# [TASK DETAILS]
Quote every line of the rows below word for word, leaving out the pictures.

# [RECORDS FOR THIS EXERCISE]
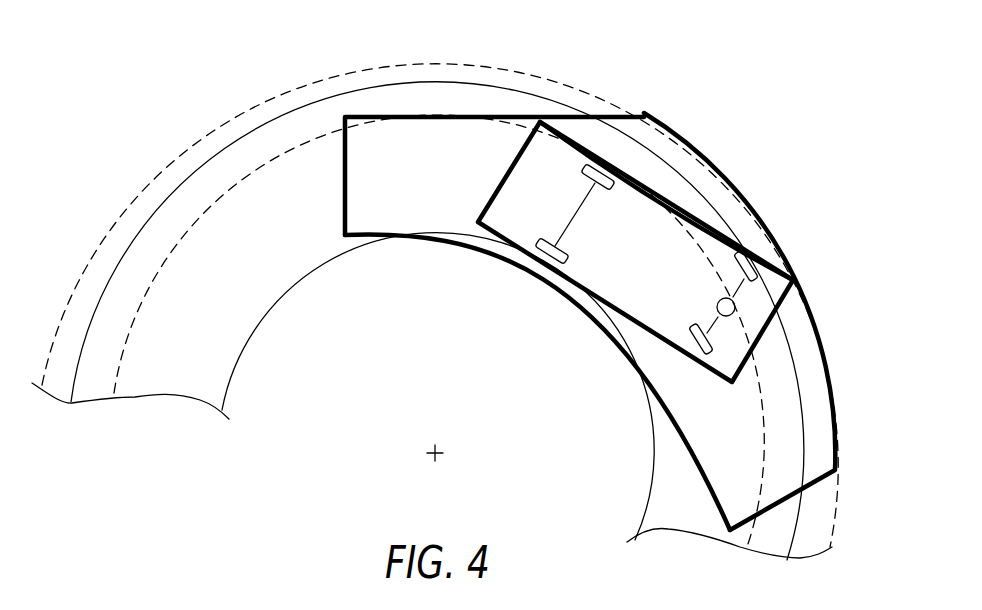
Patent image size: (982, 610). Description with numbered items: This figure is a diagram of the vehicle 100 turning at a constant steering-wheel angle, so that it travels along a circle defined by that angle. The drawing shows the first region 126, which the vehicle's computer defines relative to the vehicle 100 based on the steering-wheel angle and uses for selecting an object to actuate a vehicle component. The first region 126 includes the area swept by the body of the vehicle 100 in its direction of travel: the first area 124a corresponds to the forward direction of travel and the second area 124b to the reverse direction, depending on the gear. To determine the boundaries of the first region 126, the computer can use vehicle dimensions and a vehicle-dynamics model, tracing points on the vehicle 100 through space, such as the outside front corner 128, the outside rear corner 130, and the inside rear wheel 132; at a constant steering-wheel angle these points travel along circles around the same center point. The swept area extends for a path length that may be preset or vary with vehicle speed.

The vehicle 100 is at (673, 258).
The first area 124a is at (623, 167).
The second area 124b is at (432, 148).
The first region 126 is at (423, 210).
The outside front corner 128 is at (793, 280).
The outside rear corner 130 is at (537, 115).
The inside rear wheel 132 is at (540, 272).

# [EXERCISE OUTPUT]
Patent image size: (982, 610). Description with numbered items: This figure is a diagram of the vehicle 100 turning at a constant steering-wheel angle, so that it travels along a circle defined by that angle. The drawing shows the first region 126, which the vehicle's computer defines relative to the vehicle 100 based on the steering-wheel angle and uses for selecting an object to actuate a vehicle component. The first region 126 includes the area swept by the body of the vehicle 100 in its direction of travel: the first area 124a corresponds to the forward direction of travel and the second area 124b to the reverse direction, depending on the gear. To determine the boundaries of the first region 126, the computer can use vehicle dimensions and a vehicle-dynamics model, tracing points on the vehicle 100 through space, such as the outside front corner 128, the outside rear corner 130, and the inside rear wheel 132; at a constant steering-wheel angle these points travel along circles around the same center point. The swept area extends for a path length that may be preset or vary with vehicle speed.

The vehicle 100 is at (673, 258).
The first area 124a is at (623, 167).
The second area 124b is at (432, 148).
The first region 126 is at (423, 210).
The outside front corner 128 is at (793, 280).
The outside rear corner 130 is at (537, 115).
The inside rear wheel 132 is at (540, 272).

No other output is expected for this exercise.